>>>
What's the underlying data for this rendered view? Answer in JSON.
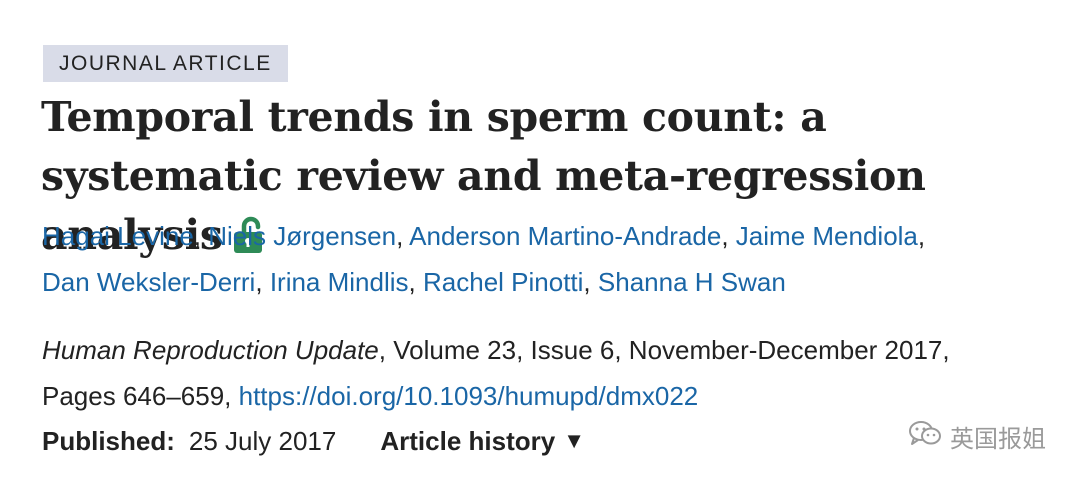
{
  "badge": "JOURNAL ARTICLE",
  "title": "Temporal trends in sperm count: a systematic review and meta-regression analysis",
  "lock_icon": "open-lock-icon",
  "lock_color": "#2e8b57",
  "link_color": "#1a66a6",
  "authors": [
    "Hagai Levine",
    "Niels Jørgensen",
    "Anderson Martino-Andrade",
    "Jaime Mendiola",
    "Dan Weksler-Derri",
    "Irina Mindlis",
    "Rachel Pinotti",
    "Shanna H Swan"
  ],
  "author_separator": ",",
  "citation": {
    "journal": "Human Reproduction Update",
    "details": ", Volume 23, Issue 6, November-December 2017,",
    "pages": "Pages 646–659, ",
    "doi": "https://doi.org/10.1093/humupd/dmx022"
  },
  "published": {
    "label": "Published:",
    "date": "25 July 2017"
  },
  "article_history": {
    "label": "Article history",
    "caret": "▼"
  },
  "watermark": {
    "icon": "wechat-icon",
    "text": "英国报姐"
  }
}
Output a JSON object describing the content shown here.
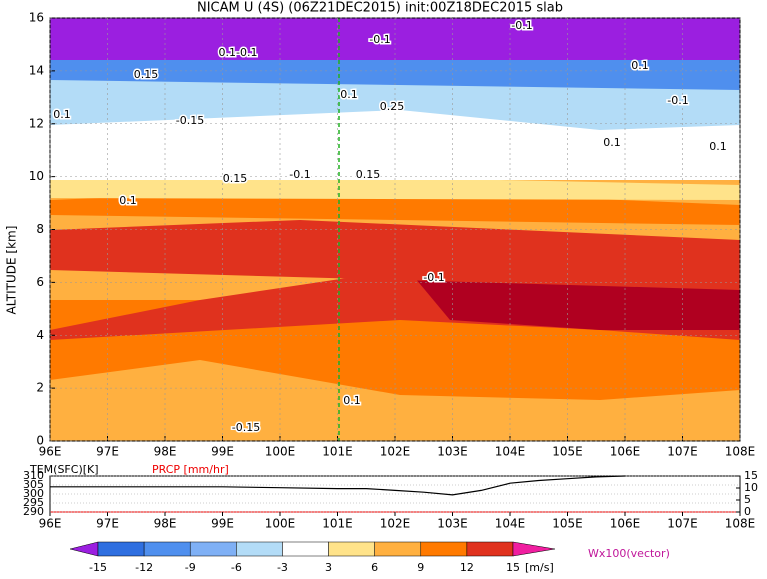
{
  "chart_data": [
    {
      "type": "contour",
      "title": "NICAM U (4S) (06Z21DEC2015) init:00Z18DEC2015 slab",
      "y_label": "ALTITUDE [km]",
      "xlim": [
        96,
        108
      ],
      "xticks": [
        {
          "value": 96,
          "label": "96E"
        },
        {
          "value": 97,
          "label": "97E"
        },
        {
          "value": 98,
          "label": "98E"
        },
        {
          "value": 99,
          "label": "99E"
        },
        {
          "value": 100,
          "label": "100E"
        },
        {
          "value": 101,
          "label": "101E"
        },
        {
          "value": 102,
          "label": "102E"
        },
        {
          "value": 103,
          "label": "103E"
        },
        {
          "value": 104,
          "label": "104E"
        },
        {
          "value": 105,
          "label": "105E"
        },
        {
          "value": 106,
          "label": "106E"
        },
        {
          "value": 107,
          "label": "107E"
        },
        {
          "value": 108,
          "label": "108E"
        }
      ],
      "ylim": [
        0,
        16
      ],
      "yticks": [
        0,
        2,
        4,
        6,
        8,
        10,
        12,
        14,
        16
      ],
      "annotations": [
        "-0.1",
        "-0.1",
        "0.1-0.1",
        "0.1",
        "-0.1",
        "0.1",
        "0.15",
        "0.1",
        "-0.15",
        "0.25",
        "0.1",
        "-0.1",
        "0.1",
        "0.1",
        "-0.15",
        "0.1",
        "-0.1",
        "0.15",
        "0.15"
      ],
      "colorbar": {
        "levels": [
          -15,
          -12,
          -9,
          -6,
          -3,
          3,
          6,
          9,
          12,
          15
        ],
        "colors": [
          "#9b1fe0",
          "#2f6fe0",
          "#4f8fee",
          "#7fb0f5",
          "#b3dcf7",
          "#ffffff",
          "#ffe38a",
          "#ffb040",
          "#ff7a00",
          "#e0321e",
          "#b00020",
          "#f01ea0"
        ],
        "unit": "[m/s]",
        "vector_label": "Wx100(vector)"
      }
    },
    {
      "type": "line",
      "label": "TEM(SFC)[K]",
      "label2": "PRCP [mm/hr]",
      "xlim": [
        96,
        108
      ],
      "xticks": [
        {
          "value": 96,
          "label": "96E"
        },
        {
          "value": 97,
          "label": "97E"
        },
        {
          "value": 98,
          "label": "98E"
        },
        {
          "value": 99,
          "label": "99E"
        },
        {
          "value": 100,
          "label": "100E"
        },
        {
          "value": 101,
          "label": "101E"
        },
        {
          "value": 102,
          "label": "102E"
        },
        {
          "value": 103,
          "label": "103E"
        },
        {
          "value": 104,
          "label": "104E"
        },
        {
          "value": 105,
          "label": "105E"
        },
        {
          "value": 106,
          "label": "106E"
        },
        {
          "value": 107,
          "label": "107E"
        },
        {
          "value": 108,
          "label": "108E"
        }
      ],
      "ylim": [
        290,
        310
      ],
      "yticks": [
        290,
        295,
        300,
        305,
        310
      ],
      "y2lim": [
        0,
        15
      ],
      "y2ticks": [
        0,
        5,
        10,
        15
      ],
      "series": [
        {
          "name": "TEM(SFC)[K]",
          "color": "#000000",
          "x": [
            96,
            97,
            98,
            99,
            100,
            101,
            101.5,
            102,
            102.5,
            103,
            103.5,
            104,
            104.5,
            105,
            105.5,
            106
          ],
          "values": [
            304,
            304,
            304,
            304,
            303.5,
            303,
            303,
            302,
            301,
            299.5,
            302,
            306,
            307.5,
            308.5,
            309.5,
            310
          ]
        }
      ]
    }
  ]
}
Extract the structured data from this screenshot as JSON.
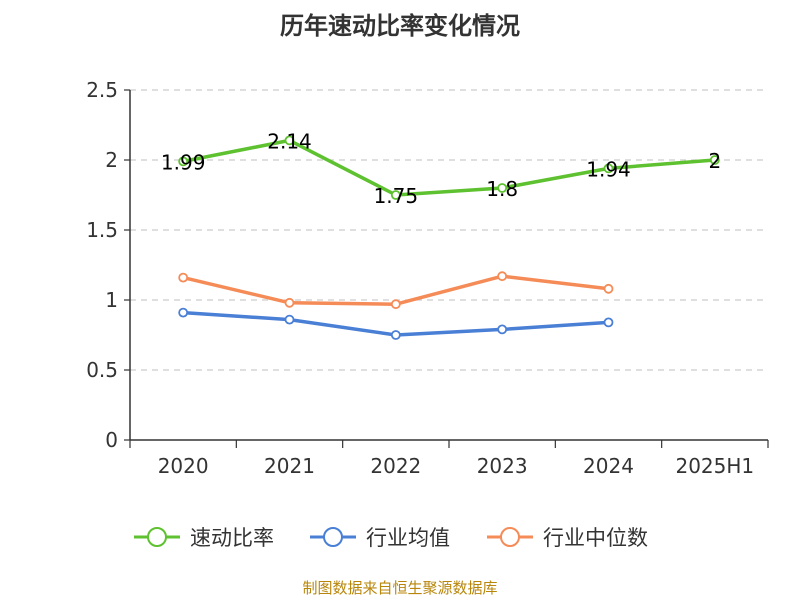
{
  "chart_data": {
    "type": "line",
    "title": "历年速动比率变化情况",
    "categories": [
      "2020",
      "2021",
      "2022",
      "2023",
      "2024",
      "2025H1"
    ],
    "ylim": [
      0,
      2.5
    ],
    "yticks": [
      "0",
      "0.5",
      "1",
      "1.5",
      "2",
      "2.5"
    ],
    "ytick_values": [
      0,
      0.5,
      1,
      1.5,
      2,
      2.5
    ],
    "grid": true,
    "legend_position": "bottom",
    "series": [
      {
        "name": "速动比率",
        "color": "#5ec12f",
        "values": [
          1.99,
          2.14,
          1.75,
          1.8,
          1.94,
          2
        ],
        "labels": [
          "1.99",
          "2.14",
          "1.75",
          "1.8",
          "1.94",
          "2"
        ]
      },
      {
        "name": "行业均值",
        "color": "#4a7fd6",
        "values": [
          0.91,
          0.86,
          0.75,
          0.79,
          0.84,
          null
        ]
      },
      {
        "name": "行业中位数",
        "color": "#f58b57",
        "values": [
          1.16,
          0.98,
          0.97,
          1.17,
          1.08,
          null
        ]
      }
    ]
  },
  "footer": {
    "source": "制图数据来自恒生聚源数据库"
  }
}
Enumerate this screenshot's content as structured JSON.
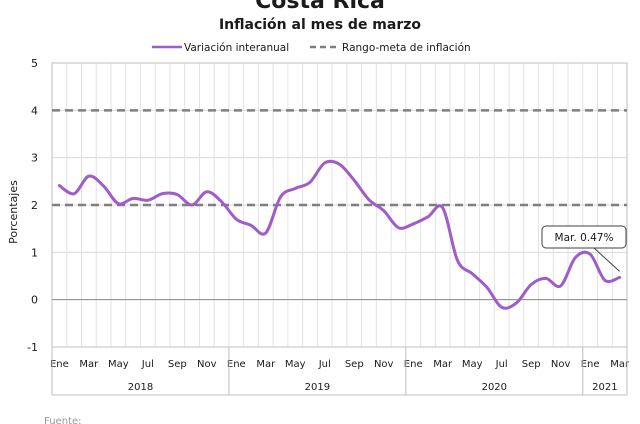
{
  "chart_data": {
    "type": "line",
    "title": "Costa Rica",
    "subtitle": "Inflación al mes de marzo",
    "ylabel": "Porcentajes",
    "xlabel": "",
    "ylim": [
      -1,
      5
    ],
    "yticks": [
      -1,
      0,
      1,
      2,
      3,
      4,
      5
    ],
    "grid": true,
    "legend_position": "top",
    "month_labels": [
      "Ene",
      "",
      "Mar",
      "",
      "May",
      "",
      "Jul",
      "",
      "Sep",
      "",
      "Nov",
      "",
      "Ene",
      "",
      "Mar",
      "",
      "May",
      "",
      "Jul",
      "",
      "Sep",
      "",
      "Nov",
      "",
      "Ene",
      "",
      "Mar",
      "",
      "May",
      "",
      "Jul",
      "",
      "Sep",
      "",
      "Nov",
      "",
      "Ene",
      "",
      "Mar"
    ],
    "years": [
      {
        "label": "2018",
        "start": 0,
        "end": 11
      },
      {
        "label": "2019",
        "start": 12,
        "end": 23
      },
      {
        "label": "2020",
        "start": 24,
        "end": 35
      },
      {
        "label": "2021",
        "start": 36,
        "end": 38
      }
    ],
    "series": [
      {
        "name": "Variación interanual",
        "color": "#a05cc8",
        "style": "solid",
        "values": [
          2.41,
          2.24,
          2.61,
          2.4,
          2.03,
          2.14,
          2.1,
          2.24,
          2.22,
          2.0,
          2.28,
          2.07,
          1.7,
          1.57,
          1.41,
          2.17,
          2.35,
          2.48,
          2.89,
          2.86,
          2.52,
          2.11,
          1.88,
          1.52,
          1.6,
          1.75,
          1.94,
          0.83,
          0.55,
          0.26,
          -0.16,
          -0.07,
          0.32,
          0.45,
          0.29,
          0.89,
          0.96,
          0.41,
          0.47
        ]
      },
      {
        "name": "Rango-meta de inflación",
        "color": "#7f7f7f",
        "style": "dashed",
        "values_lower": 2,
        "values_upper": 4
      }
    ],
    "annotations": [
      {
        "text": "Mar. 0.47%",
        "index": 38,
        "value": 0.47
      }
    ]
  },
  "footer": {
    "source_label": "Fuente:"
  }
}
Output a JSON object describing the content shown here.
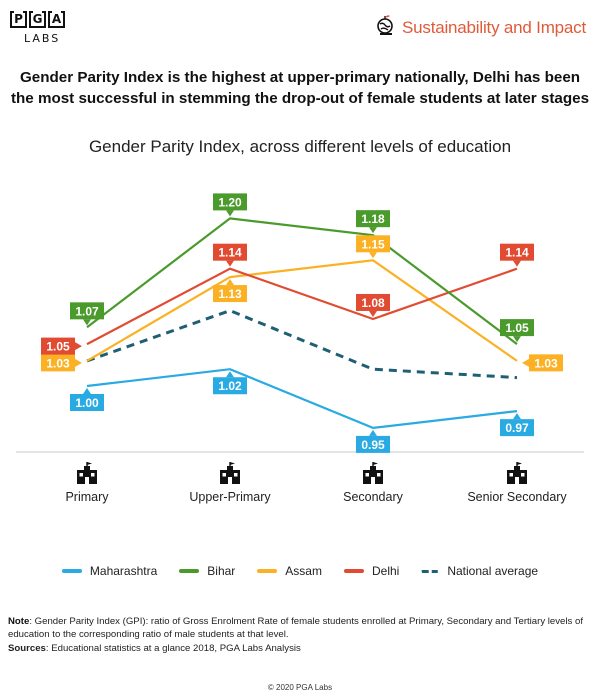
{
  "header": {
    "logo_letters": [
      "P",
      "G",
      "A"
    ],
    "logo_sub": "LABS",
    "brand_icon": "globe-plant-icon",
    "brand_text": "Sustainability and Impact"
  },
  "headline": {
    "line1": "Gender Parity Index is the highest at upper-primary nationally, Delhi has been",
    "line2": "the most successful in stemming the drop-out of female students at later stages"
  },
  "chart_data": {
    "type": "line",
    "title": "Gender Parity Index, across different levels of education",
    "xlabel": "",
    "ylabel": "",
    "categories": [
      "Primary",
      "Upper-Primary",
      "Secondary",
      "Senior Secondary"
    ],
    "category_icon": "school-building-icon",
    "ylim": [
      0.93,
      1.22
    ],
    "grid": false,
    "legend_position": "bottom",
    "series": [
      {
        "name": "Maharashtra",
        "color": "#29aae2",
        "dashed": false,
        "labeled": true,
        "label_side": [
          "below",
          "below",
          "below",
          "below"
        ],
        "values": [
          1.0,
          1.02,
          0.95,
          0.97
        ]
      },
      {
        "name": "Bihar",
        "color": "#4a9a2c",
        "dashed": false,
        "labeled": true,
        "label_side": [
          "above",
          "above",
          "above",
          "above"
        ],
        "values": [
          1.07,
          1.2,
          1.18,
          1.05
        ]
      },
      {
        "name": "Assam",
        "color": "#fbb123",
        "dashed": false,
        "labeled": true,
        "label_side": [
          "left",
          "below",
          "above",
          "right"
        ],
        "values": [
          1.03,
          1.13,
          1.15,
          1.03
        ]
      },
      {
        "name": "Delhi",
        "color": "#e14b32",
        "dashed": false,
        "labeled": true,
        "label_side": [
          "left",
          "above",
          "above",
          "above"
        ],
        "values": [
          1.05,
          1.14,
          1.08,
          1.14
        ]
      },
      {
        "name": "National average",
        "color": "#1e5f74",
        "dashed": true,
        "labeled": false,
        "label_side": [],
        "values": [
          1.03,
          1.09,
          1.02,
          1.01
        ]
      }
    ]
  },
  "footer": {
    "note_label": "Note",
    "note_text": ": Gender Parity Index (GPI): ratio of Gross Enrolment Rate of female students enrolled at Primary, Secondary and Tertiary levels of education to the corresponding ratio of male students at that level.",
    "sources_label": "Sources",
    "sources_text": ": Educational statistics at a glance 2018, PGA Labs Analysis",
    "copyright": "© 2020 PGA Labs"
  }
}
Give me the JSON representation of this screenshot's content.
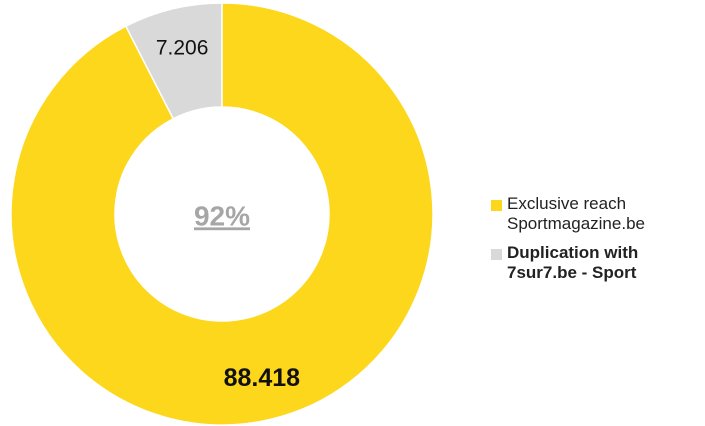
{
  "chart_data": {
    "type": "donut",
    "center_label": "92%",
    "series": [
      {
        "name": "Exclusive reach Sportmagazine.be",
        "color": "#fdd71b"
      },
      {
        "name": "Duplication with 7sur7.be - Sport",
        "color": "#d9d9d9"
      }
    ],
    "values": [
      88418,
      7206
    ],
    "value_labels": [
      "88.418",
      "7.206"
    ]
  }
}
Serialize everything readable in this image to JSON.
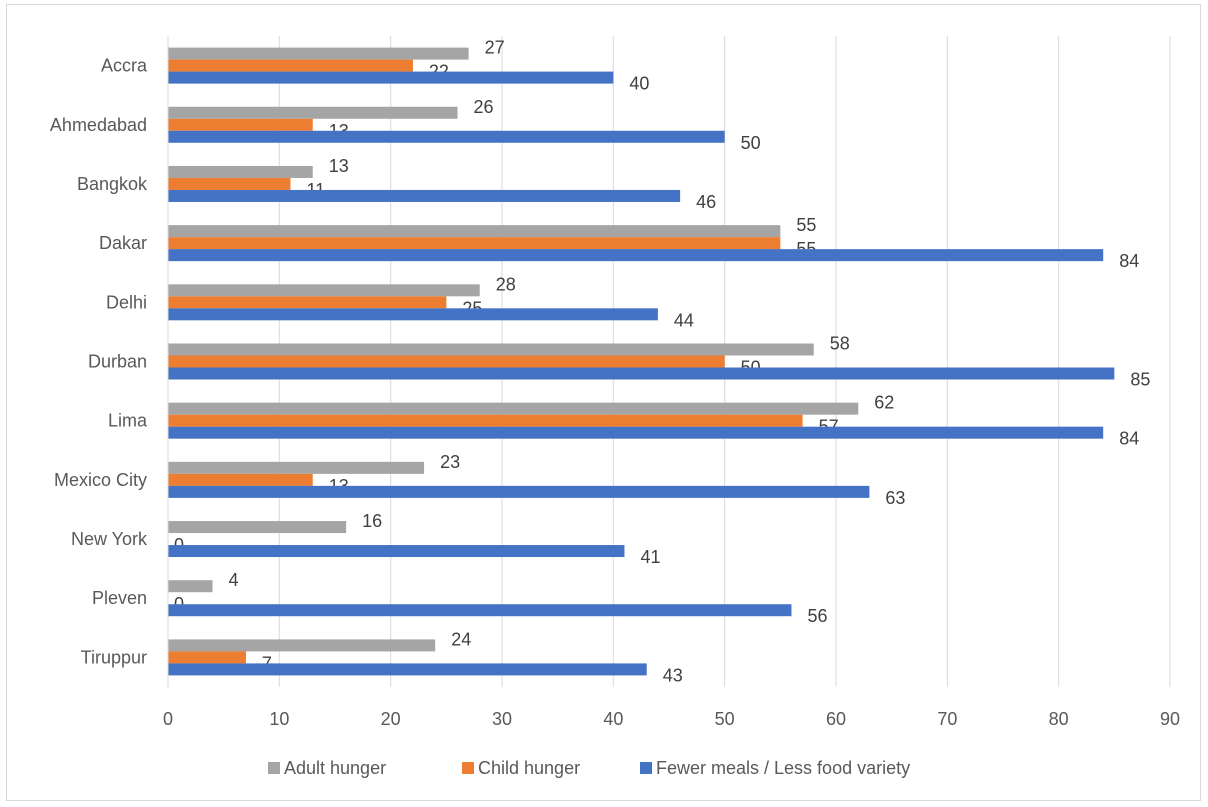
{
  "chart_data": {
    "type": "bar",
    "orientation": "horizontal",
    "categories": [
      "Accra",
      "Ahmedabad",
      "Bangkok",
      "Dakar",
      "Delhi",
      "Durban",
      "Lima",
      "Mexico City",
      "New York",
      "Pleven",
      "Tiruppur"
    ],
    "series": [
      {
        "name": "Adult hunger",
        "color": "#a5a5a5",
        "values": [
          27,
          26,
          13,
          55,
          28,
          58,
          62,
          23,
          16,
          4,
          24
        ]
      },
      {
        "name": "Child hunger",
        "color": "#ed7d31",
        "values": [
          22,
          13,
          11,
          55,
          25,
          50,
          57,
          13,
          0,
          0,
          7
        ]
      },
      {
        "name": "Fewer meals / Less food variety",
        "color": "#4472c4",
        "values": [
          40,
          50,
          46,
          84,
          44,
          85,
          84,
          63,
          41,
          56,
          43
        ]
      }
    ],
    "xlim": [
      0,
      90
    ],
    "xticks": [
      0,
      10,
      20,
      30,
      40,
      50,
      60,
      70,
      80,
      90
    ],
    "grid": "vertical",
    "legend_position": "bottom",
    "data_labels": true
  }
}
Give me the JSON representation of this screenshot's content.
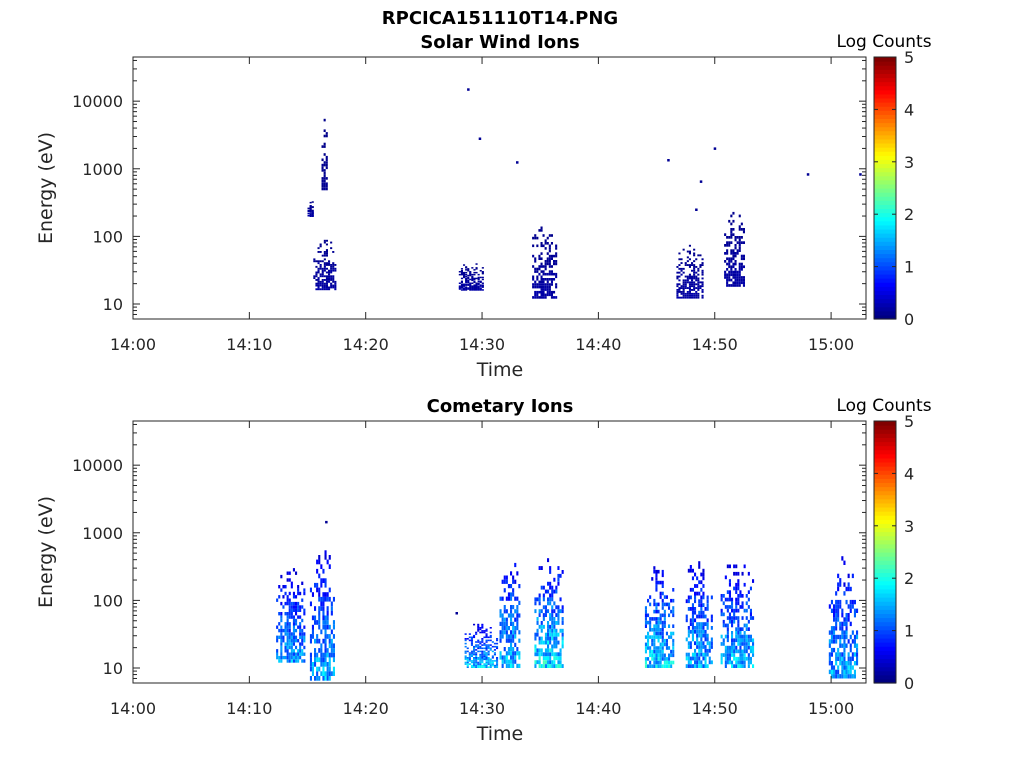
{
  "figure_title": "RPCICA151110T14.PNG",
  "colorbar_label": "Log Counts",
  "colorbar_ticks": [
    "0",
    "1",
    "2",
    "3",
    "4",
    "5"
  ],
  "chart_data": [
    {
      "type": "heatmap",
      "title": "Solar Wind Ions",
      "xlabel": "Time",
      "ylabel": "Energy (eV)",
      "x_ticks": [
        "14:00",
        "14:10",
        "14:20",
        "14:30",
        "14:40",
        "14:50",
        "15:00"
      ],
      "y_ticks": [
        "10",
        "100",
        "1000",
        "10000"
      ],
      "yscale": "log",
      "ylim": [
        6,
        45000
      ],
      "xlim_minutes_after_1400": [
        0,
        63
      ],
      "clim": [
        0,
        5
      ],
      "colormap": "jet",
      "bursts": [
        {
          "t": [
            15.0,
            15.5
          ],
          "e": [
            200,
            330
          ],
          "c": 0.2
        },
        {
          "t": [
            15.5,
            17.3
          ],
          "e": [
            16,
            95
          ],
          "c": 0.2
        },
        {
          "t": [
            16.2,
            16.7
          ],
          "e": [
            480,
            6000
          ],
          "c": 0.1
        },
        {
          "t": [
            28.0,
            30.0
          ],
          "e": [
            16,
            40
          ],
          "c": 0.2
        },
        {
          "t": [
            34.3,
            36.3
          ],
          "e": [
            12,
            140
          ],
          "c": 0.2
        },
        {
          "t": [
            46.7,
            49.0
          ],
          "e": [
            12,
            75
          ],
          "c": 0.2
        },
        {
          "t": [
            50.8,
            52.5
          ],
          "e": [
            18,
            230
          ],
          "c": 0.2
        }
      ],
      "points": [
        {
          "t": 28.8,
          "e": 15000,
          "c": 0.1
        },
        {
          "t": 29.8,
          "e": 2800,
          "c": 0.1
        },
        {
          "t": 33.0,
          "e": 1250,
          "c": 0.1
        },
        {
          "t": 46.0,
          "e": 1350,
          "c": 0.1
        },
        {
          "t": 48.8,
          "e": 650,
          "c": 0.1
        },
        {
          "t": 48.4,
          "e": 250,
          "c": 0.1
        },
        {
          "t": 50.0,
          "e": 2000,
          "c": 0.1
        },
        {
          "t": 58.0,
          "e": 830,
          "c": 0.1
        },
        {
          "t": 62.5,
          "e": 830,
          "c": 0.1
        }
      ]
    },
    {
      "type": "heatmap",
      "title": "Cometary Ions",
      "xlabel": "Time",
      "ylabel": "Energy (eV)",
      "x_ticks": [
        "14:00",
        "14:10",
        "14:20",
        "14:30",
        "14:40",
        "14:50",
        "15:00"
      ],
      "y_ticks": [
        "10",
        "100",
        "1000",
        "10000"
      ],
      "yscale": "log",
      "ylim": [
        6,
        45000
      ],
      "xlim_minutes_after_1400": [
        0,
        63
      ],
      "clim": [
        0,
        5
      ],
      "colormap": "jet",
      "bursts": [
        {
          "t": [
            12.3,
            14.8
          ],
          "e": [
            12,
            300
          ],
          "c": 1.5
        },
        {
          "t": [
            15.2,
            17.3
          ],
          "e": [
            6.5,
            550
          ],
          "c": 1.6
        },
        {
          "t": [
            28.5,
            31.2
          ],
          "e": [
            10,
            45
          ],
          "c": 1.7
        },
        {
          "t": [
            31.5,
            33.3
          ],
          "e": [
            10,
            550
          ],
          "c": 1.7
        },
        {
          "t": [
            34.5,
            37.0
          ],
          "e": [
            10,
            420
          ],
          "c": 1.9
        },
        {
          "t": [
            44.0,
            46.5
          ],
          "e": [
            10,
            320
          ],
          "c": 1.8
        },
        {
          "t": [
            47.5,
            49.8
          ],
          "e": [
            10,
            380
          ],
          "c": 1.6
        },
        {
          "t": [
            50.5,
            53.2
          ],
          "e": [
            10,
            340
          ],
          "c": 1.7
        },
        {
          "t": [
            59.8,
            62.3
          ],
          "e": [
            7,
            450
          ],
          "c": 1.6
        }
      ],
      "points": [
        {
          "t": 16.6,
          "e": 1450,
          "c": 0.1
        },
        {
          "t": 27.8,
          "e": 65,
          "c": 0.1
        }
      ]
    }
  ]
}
<<<
WORK TO DO:
Return each line in the records that holds the string "JSON".

TASK RESPONSE:
What's the underlying data for this rendered view? Answer in JSON.
Output a JSON object describing the content shown here.
Extract the structured data from this screenshot as JSON.
Enumerate this screenshot's content as structured JSON.
Output a JSON object describing the content shown here.
Give me the JSON representation of this screenshot's content.
Serialize everything readable in this image to JSON.
Give me the JSON representation of this screenshot's content.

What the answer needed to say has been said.